[Excerpt from a dataset]
** Start **

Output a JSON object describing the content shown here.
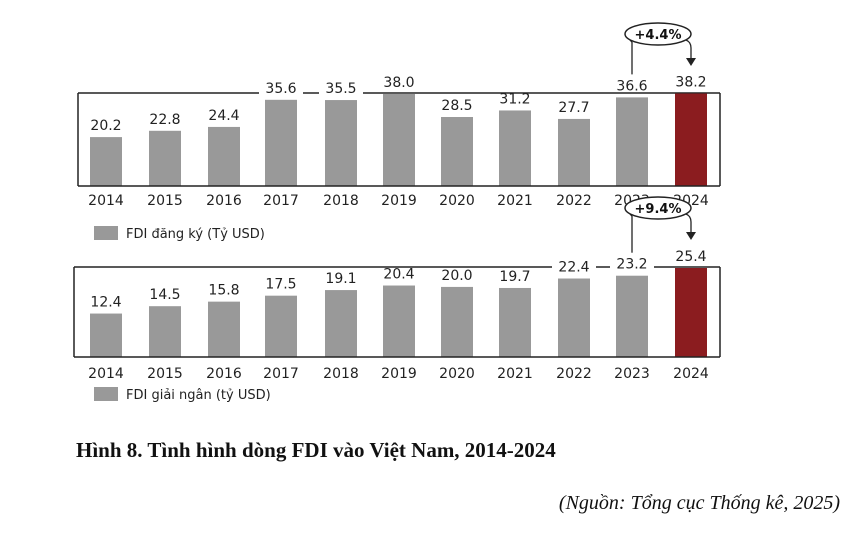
{
  "figure": {
    "caption": "Hình 8. Tình hình dòng FDI vào Việt Nam, 2014-2024",
    "source": "(Nguồn: Tổng cục Thống kê, 2025)"
  },
  "colors": {
    "bar": "#999999",
    "highlight": "#8b1c1f",
    "frame": "#222222"
  },
  "chart_data": [
    {
      "type": "bar",
      "title": "",
      "legend": "FDI đăng ký (Tỷ USD)",
      "categories": [
        "2014",
        "2015",
        "2016",
        "2017",
        "2018",
        "2019",
        "2020",
        "2021",
        "2022",
        "2023",
        "2024"
      ],
      "values": [
        20.2,
        22.8,
        24.4,
        35.6,
        35.5,
        38.0,
        28.5,
        31.2,
        27.7,
        36.6,
        38.2
      ],
      "value_labels": [
        "20.2",
        "22.8",
        "24.4",
        "35.6",
        "35.5",
        "38.0",
        "28.5",
        "31.2",
        "27.7",
        "36.6",
        "38.2"
      ],
      "highlight_index": 10,
      "annotation": "+4.4%",
      "ylim": [
        0,
        38
      ],
      "legend_position": "bottom-left"
    },
    {
      "type": "bar",
      "title": "",
      "legend": "FDI giải ngân (tỷ USD)",
      "categories": [
        "2014",
        "2015",
        "2016",
        "2017",
        "2018",
        "2019",
        "2020",
        "2021",
        "2022",
        "2023",
        "2024"
      ],
      "values": [
        12.4,
        14.5,
        15.8,
        17.5,
        19.1,
        20.4,
        20.0,
        19.7,
        22.4,
        23.2,
        25.4
      ],
      "value_labels": [
        "12.4",
        "14.5",
        "15.8",
        "17.5",
        "19.1",
        "20.4",
        "20.0",
        "19.7",
        "22.4",
        "23.2",
        "25.4"
      ],
      "highlight_index": 10,
      "annotation": "+9.4%",
      "ylim": [
        0,
        25.4
      ],
      "legend_position": "bottom-left"
    }
  ]
}
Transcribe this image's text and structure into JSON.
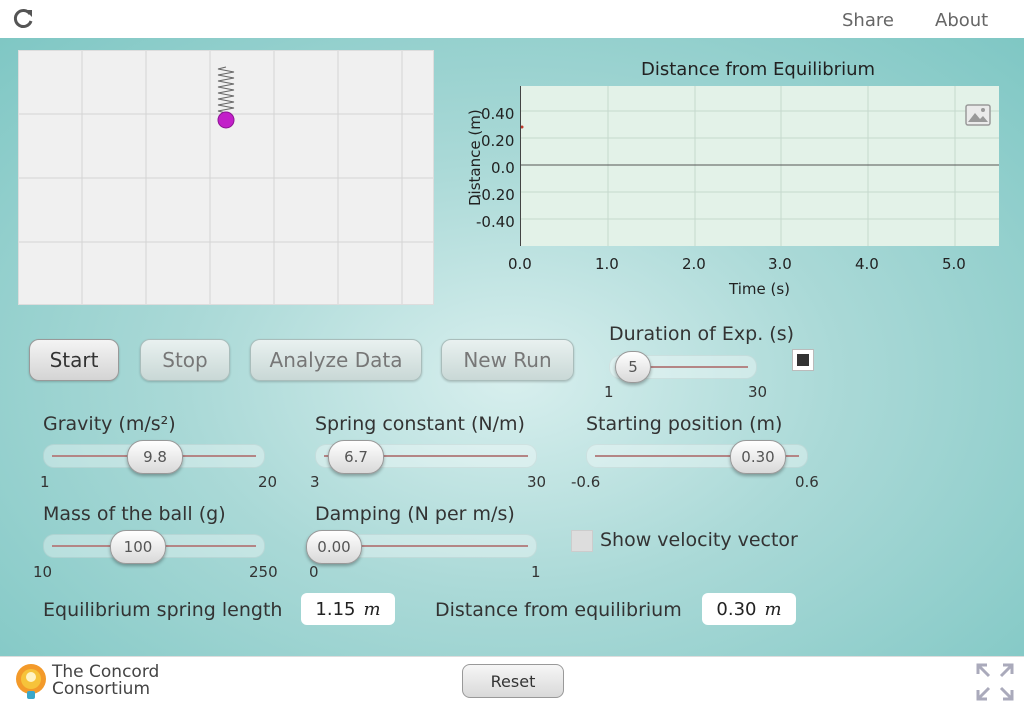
{
  "header": {
    "share_label": "Share",
    "about_label": "About"
  },
  "graph": {
    "title": "Distance from Equilibrium",
    "ylabel": "Distance (m)",
    "xlabel": "Time (s)",
    "yticks": [
      "0.40",
      "0.20",
      "0.0",
      "-0.20",
      "-0.40"
    ],
    "xticks": [
      "0.0",
      "1.0",
      "2.0",
      "3.0",
      "4.0",
      "5.0"
    ]
  },
  "buttons": {
    "start": "Start",
    "stop": "Stop",
    "analyze": "Analyze Data",
    "new_run": "New Run"
  },
  "duration": {
    "label": "Duration of Exp. (s)",
    "value": "5",
    "min": "1",
    "max": "30"
  },
  "gravity": {
    "label": "Gravity (m/s²)",
    "value": "9.8",
    "min": "1",
    "max": "20"
  },
  "spring": {
    "label": "Spring constant (N/m)",
    "value": "6.7",
    "min": "3",
    "max": "30"
  },
  "start_pos": {
    "label": "Starting position (m)",
    "value": "0.30",
    "min": "-0.6",
    "max": "0.6"
  },
  "mass": {
    "label": "Mass of the ball (g)",
    "value": "100",
    "min": "10",
    "max": "250"
  },
  "damping": {
    "label": "Damping (N per m/s)",
    "value": "0.00",
    "min": "0",
    "max": "1"
  },
  "velocity": {
    "label": "Show velocity vector"
  },
  "equilibrium": {
    "label": "Equilibrium spring length",
    "value": "1.15",
    "unit": "m"
  },
  "distance": {
    "label": "Distance from equilibrium",
    "value": "0.30",
    "unit": "m"
  },
  "footer": {
    "logo_line1": "The Concord",
    "logo_line2": "Consortium",
    "reset_label": "Reset"
  },
  "colors": {
    "ball": "#c21fc9",
    "plot_bg": "#e3f2e8"
  }
}
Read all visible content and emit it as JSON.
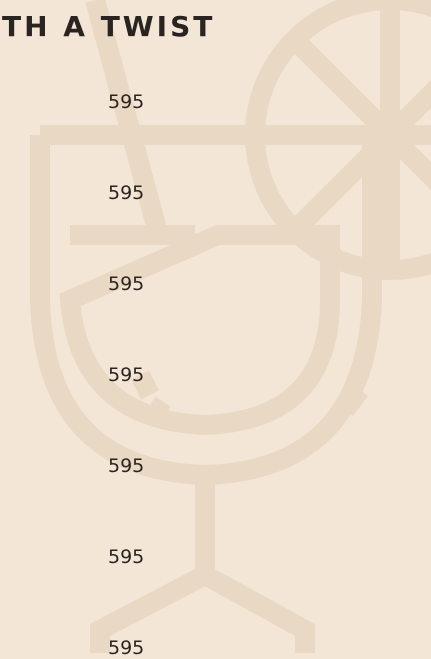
{
  "header": {
    "title": "TH A TWIST"
  },
  "items": [
    {
      "price": "595"
    },
    {
      "price": "595"
    },
    {
      "price": "595"
    },
    {
      "price": "595"
    },
    {
      "price": "595"
    },
    {
      "price": "595"
    },
    {
      "price": "595"
    }
  ]
}
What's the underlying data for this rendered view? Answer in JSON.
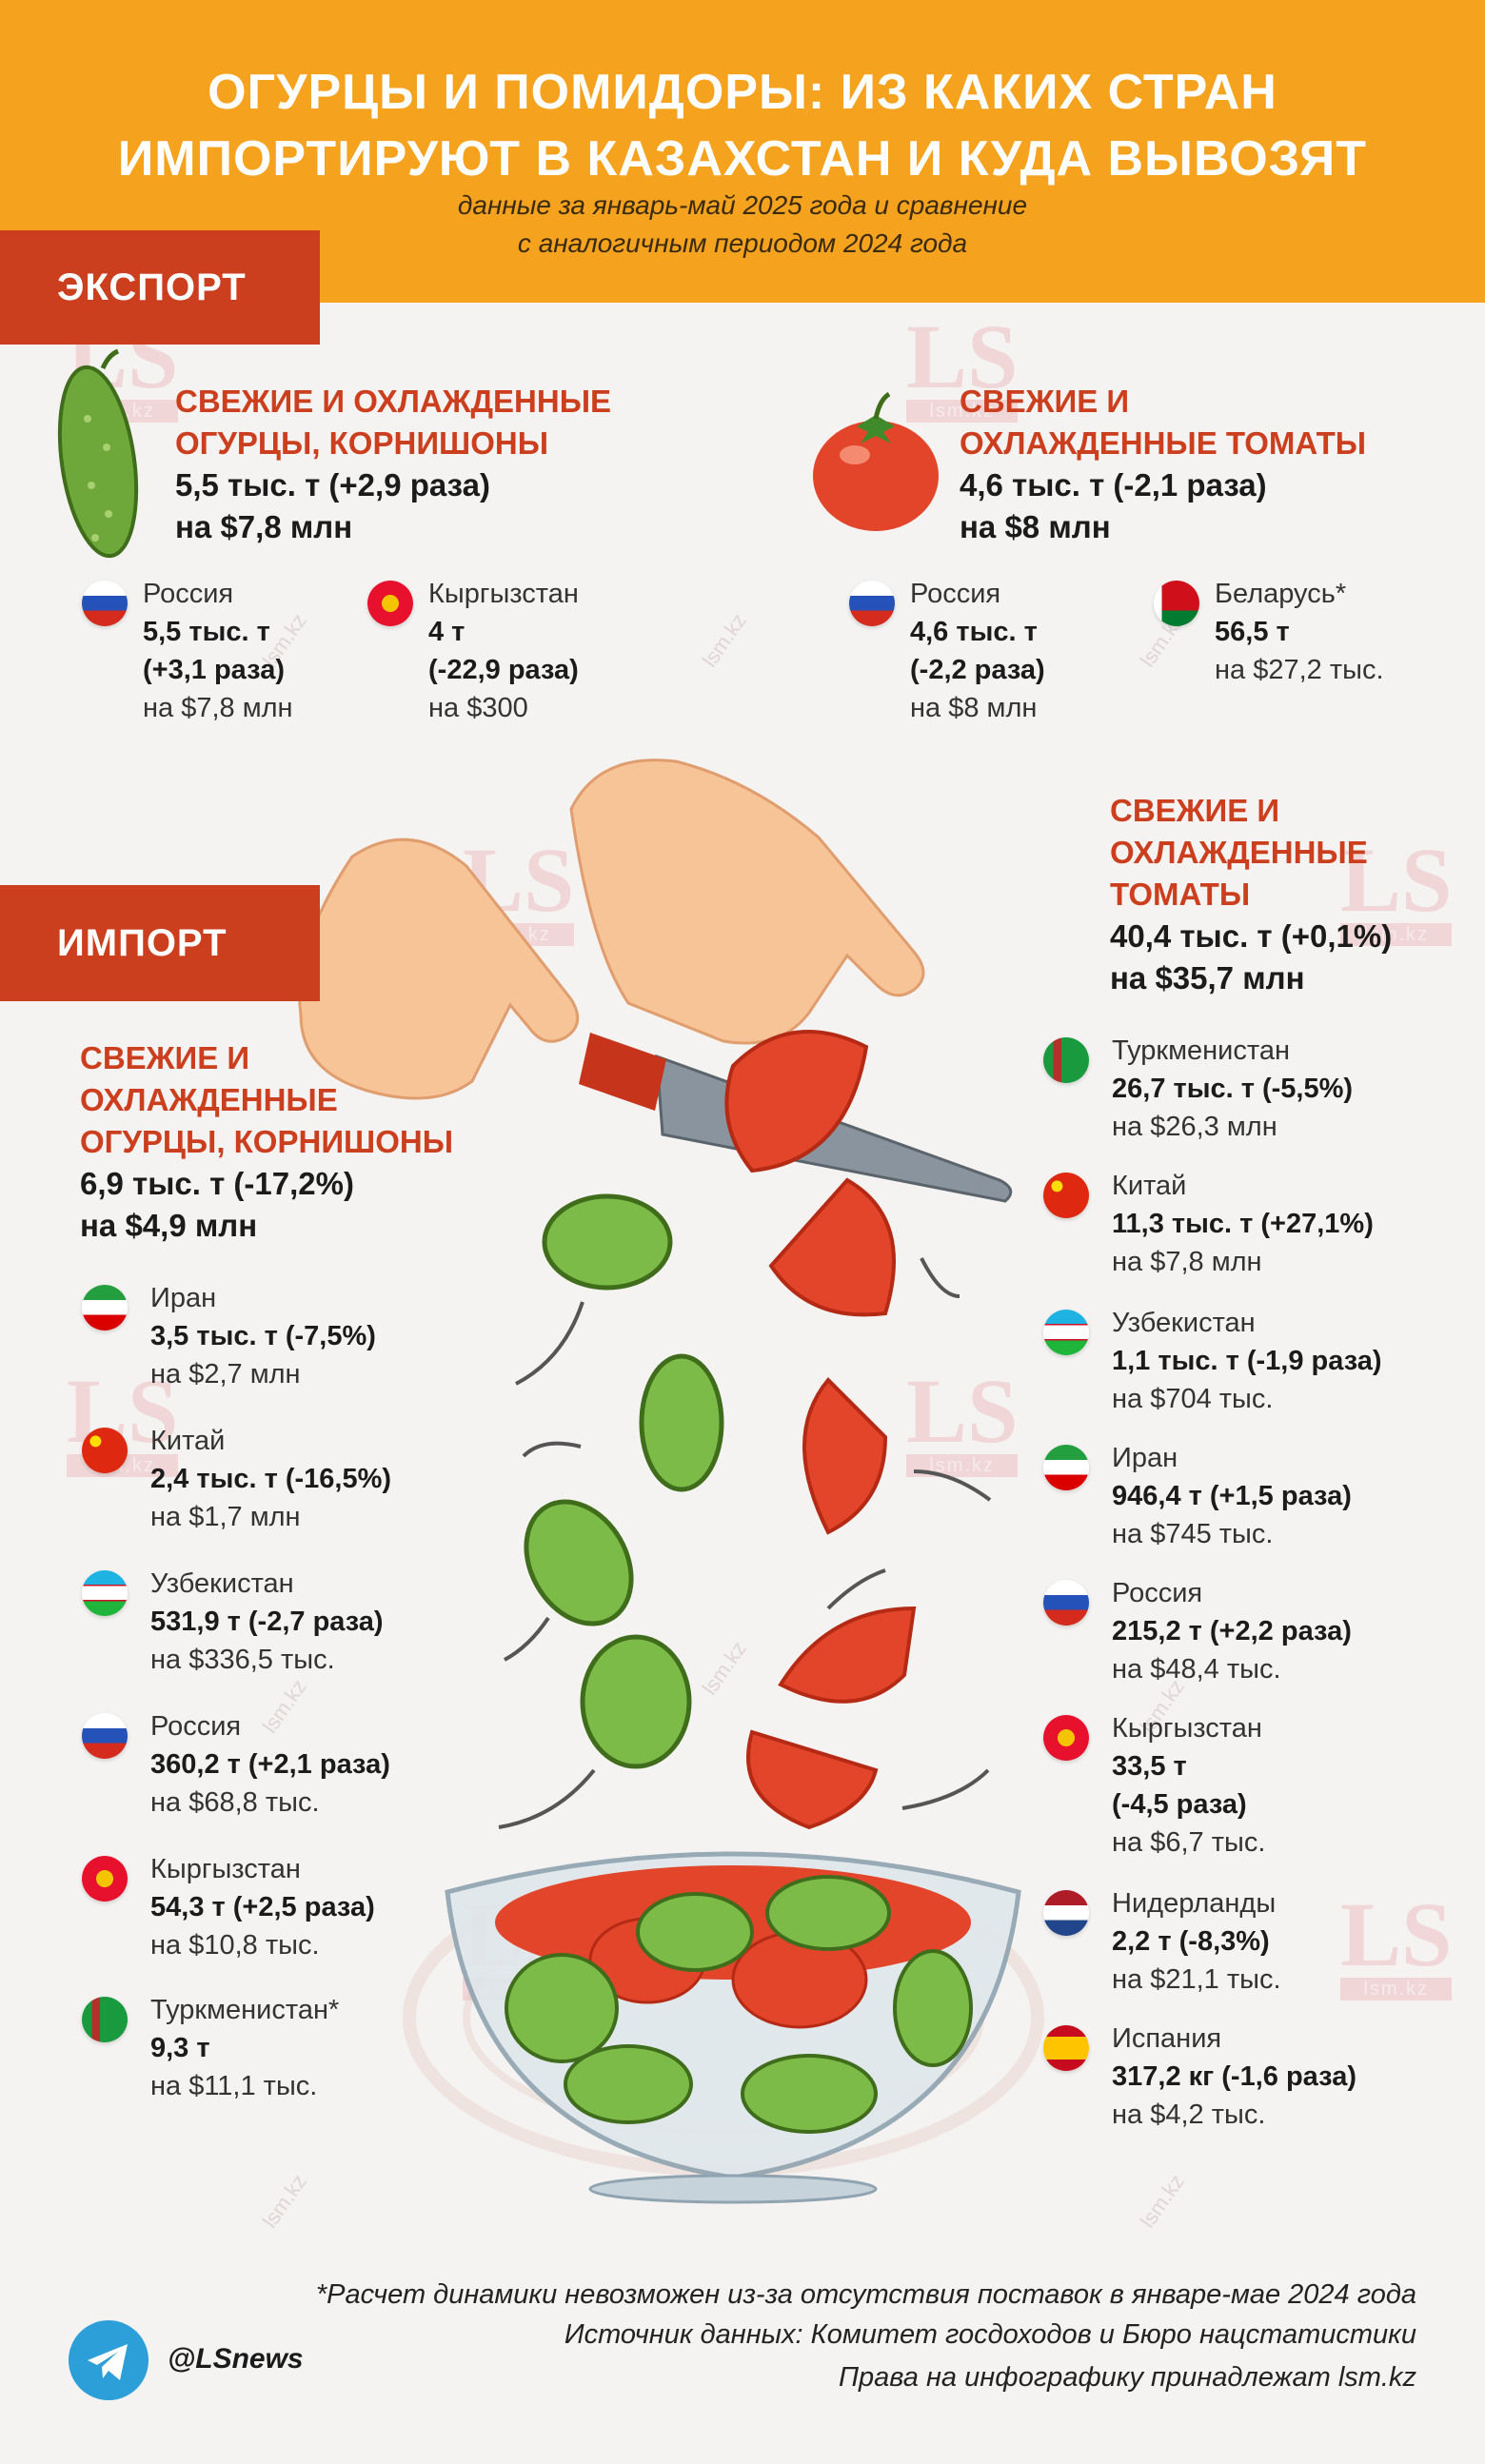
{
  "header": {
    "title_line1": "ОГУРЦЫ И ПОМИДОРЫ: ИЗ КАКИХ СТРАН",
    "title_line2": "ИМПОРТИРУЮТ В КАЗАХСТАН И КУДА ВЫВОЗЯТ",
    "subtitle_line1": "данные за январь-май 2025 года и сравнение",
    "subtitle_line2": "с аналогичным периодом 2024 года",
    "bg_color": "#f5a31f"
  },
  "export": {
    "label": "ЭКСПОРТ",
    "cucumbers": {
      "title_line1": "СВЕЖИЕ И ОХЛАЖДЕННЫЕ",
      "title_line2": "ОГУРЦЫ, КОРНИШОНЫ",
      "volume": "5,5 тыс. т (+2,9 раза)",
      "value": "на $7,8 млн",
      "countries": [
        {
          "name": "Россия",
          "l2": "5,5 тыс. т",
          "l3": "(+3,1 раза)",
          "l4": "на $7,8 млн",
          "flag": "russia"
        },
        {
          "name": "Кыргызстан",
          "l2": "4 т",
          "l3": "(-22,9 раза)",
          "l4": "на $300",
          "flag": "kyrgyzstan"
        }
      ]
    },
    "tomatoes": {
      "title_line1": "СВЕЖИЕ И",
      "title_line2": "ОХЛАЖДЕННЫЕ ТОМАТЫ",
      "volume": "4,6 тыс. т (-2,1 раза)",
      "value": "на $8 млн",
      "countries": [
        {
          "name": "Россия",
          "l2": "4,6 тыс. т",
          "l3": "(-2,2 раза)",
          "l4": "на $8 млн",
          "flag": "russia"
        },
        {
          "name": "Беларусь*",
          "l2": "56,5 т",
          "l3": "на $27,2 тыс.",
          "flag": "belarus"
        }
      ]
    }
  },
  "import": {
    "label": "ИМПОРТ",
    "cucumbers": {
      "title_line1": "СВЕЖИЕ И",
      "title_line2": "ОХЛАЖДЕННЫЕ",
      "title_line3": "ОГУРЦЫ, КОРНИШОНЫ",
      "volume": "6,9 тыс. т (-17,2%)",
      "value": "на $4,9 млн",
      "countries": [
        {
          "name": "Иран",
          "l2": "3,5 тыс. т (-7,5%)",
          "l3": "на $2,7 млн",
          "flag": "iran"
        },
        {
          "name": "Китай",
          "l2": "2,4 тыс. т (-16,5%)",
          "l3": "на $1,7 млн",
          "flag": "china"
        },
        {
          "name": "Узбекистан",
          "l2": "531,9 т (-2,7 раза)",
          "l3": "на $336,5 тыс.",
          "flag": "uzbekistan"
        },
        {
          "name": "Россия",
          "l2": "360,2 т (+2,1 раза)",
          "l3": "на $68,8 тыс.",
          "flag": "russia"
        },
        {
          "name": "Кыргызстан",
          "l2": "54,3 т (+2,5 раза)",
          "l3": "на $10,8 тыс.",
          "flag": "kyrgyzstan"
        },
        {
          "name": "Туркменистан*",
          "l2": "9,3 т",
          "l3": "на $11,1 тыс.",
          "flag": "turkmenistan"
        }
      ]
    },
    "tomatoes": {
      "title_line1": "СВЕЖИЕ И",
      "title_line2": "ОХЛАЖДЕННЫЕ",
      "title_line3": "ТОМАТЫ",
      "volume": "40,4 тыс. т (+0,1%)",
      "value": "на $35,7 млн",
      "countries": [
        {
          "name": "Туркменистан",
          "l2": "26,7 тыс. т (-5,5%)",
          "l3": "на $26,3 млн",
          "flag": "turkmenistan"
        },
        {
          "name": "Китай",
          "l2": "11,3 тыс. т (+27,1%)",
          "l3": "на $7,8 млн",
          "flag": "china"
        },
        {
          "name": "Узбекистан",
          "l2": "1,1 тыс. т (-1,9 раза)",
          "l3": "на $704 тыс.",
          "flag": "uzbekistan"
        },
        {
          "name": "Иран",
          "l2": "946,4 т (+1,5 раза)",
          "l3": "на $745 тыс.",
          "flag": "iran"
        },
        {
          "name": "Россия",
          "l2": "215,2 т (+2,2 раза)",
          "l3": "на $48,4 тыс.",
          "flag": "russia"
        },
        {
          "name": "Кыргызстан",
          "l2": "33,5 т",
          "l3": "(-4,5 раза)",
          "l4": "на $6,7 тыс.",
          "flag": "kyrgyzstan"
        },
        {
          "name": "Нидерланды",
          "l2": "2,2 т (-8,3%)",
          "l3": "на $21,1 тыс.",
          "flag": "netherlands"
        },
        {
          "name": "Испания",
          "l2": "317,2 кг (-1,6 раза)",
          "l3": "на $4,2 тыс.",
          "flag": "spain"
        }
      ]
    }
  },
  "footer": {
    "note1": "*Расчет динамики невозможен из-за отсутствия поставок в январе-мае 2024 года",
    "note2": "Источник данных: Комитет госдоходов и Бюро нацстатистики",
    "note3": "Права на инфографику принадлежат lsm.kz",
    "handle": "@LSnews"
  },
  "watermark": {
    "big": "LS",
    "small": "lsm.kz",
    "diag": "lsm.kz"
  },
  "colors": {
    "accent": "#cc3f1e",
    "header": "#f5a31f",
    "telegram": "#2c9fd8"
  }
}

** End **

§ **EXERCISE BRIEF**
Take every line from the data that contains the word "ТОМАТЫ".

§ **PROBLEM SOLUTION**
      "title_line2": "ОХЛАЖДЕННЫЕ ТОМАТЫ",
      "title_line3": "ТОМАТЫ",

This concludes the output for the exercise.